» **Task details**
Print all records exactly, leaving nothing out.

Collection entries
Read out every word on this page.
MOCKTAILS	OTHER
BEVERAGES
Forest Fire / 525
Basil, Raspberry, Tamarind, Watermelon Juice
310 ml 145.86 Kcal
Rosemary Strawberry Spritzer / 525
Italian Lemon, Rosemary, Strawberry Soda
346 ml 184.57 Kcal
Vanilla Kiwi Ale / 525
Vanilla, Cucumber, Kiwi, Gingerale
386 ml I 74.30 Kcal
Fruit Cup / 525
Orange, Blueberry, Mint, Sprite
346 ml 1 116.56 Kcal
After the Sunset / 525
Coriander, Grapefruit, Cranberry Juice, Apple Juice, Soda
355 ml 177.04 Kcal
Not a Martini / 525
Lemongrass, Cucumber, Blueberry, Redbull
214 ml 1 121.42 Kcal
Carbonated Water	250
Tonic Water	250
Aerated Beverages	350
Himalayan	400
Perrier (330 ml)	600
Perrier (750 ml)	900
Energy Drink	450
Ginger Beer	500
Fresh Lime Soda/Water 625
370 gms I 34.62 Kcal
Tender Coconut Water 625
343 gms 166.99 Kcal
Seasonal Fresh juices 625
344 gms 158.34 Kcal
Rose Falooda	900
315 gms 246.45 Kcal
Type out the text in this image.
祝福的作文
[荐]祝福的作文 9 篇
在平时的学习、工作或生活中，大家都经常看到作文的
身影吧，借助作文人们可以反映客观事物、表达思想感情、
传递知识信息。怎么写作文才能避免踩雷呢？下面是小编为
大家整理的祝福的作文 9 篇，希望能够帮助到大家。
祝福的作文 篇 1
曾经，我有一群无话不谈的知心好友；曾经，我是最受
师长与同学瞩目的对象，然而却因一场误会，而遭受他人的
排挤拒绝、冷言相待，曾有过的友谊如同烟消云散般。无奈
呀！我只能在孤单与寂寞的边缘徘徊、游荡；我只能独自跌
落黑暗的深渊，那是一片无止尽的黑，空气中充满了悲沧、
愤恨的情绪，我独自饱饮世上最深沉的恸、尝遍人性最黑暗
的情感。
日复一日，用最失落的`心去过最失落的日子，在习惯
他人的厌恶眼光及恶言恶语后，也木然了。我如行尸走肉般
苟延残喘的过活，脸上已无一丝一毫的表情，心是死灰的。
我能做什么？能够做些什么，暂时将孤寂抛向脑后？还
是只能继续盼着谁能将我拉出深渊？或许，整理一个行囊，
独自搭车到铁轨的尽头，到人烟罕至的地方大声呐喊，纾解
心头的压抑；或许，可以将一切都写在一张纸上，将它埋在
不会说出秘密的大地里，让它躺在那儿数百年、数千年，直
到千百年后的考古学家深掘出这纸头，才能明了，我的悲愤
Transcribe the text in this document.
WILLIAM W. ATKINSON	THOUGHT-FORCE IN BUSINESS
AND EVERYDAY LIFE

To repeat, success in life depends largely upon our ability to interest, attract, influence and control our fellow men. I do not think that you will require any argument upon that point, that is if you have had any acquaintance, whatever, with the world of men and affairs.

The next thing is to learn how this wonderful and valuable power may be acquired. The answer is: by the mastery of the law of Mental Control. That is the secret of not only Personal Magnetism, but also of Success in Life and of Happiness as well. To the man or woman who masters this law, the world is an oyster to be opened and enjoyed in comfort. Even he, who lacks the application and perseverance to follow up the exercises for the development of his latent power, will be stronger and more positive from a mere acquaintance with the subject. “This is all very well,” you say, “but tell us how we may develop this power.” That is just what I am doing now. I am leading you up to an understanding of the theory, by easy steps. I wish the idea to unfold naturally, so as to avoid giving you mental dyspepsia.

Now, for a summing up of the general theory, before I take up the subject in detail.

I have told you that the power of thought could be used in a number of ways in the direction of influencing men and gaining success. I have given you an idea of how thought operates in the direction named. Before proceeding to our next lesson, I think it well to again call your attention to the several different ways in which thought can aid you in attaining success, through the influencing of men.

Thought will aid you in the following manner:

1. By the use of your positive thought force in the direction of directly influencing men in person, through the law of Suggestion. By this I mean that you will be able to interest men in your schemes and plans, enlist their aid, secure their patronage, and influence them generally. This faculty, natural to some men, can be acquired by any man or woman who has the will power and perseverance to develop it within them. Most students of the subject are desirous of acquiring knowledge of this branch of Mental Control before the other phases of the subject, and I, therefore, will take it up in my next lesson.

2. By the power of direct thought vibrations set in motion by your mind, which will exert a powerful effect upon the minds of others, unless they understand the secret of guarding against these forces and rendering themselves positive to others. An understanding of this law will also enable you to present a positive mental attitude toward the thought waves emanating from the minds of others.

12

» **Task answer**
Read out every word on this page.
MOCKTAILS	OTHER
BEVERAGES
Forest Fire / 525
Basil, Raspberry, Tamarind, Watermelon Juice
310 ml 145.86 Kcal
Rosemary Strawberry Spritzer / 525
Italian Lemon, Rosemary, Strawberry Soda
346 ml 184.57 Kcal
Vanilla Kiwi Ale / 525
Vanilla, Cucumber, Kiwi, Gingerale
386 ml I 74.30 Kcal
Fruit Cup / 525
Orange, Blueberry, Mint, Sprite
346 ml 1 116.56 Kcal
After the Sunset / 525
Coriander, Grapefruit, Cranberry Juice, Apple Juice, Soda
355 ml 177.04 Kcal
Not a Martini / 525
Lemongrass, Cucumber, Blueberry, Redbull
214 ml 1 121.42 Kcal
Carbonated Water	250
Tonic Water	250
Aerated Beverages	350
Himalayan	400
Perrier (330 ml)	600
Perrier (750 ml)	900
Energy Drink	450
Ginger Beer	500
Fresh Lime Soda/Water 625
370 gms I 34.62 Kcal
Tender Coconut Water 625
343 gms 166.99 Kcal
Seasonal Fresh juices 625
344 gms 158.34 Kcal
Rose Falooda	900
315 gms 246.45 Kcal
Type out the text in this image.
祝福的作文
[荐]祝福的作文 9 篇
在平时的学习、工作或生活中，大家都经常看到作文的
身影吧，借助作文人们可以反映客观事物、表达思想感情、
传递知识信息。怎么写作文才能避免踩雷呢？下面是小编为
大家整理的祝福的作文 9 篇，希望能够帮助到大家。
祝福的作文 篇 1
曾经，我有一群无话不谈的知心好友；曾经，我是最受
师长与同学瞩目的对象，然而却因一场误会，而遭受他人的
排挤拒绝、冷言相待，曾有过的友谊如同烟消云散般。无奈
呀！我只能在孤单与寂寞的边缘徘徊、游荡；我只能独自跌
落黑暗的深渊，那是一片无止尽的黑，空气中充满了悲沧、
愤恨的情绪，我独自饱饮世上最深沉的恸、尝遍人性最黑暗
的情感。
日复一日，用最失落的`心去过最失落的日子，在习惯
他人的厌恶眼光及恶言恶语后，也木然了。我如行尸走肉般
苟延残喘的过活，脸上已无一丝一毫的表情，心是死灰的。
我能做什么？能够做些什么，暂时将孤寂抛向脑后？还
是只能继续盼着谁能将我拉出深渊？或许，整理一个行囊，
独自搭车到铁轨的尽头，到人烟罕至的地方大声呐喊，纾解
心头的压抑；或许，可以将一切都写在一张纸上，将它埋在
不会说出秘密的大地里，让它躺在那儿数百年、数千年，直
到千百年后的考古学家深掘出这纸头，才能明了，我的悲愤
Transcribe the text in this document.
WILLIAM W. ATKINSON	THOUGHT-FORCE IN BUSINESS
AND EVERYDAY LIFE

To repeat, success in life depends largely upon our ability to interest, attract, influence and control our fellow men. I do not think that you will require any argument upon that point, that is if you have had any acquaintance, whatever, with the world of men and affairs.

The next thing is to learn how this wonderful and valuable power may be acquired. The answer is: by the mastery of the law of Mental Control. That is the secret of not only Personal Magnetism, but also of Success in Life and of Happiness as well. To the man or woman who masters this law, the world is an oyster to be opened and enjoyed in comfort. Even he, who lacks the application and perseverance to follow up the exercises for the development of his latent power, will be stronger and more positive from a mere acquaintance with the subject. “This is all very well,” you say, “but tell us how we may develop this power.” That is just what I am doing now. I am leading you up to an understanding of the theory, by easy steps. I wish the idea to unfold naturally, so as to avoid giving you mental dyspepsia.

Now, for a summing up of the general theory, before I take up the subject in detail.

I have told you that the power of thought could be used in a number of ways in the direction of influencing men and gaining success. I have given you an idea of how thought operates in the direction named. Before proceeding to our next lesson, I think it well to again call your attention to the several different ways in which thought can aid you in attaining success, through the influencing of men.

Thought will aid you in the following manner:

1. By the use of your positive thought force in the direction of directly influencing men in person, through the law of Suggestion. By this I mean that you will be able to interest men in your schemes and plans, enlist their aid, secure their patronage, and influence them generally. This faculty, natural to some men, can be acquired by any man or woman who has the will power and perseverance to develop it within them. Most students of the subject are desirous of acquiring knowledge of this branch of Mental Control before the other phases of the subject, and I, therefore, will take it up in my next lesson.

2. By the power of direct thought vibrations set in motion by your mind, which will exert a powerful effect upon the minds of others, unless they understand the secret of guarding against these forces and rendering themselves positive to others. An understanding of this law will also enable you to present a positive mental attitude toward the thought waves emanating from the minds of others.

12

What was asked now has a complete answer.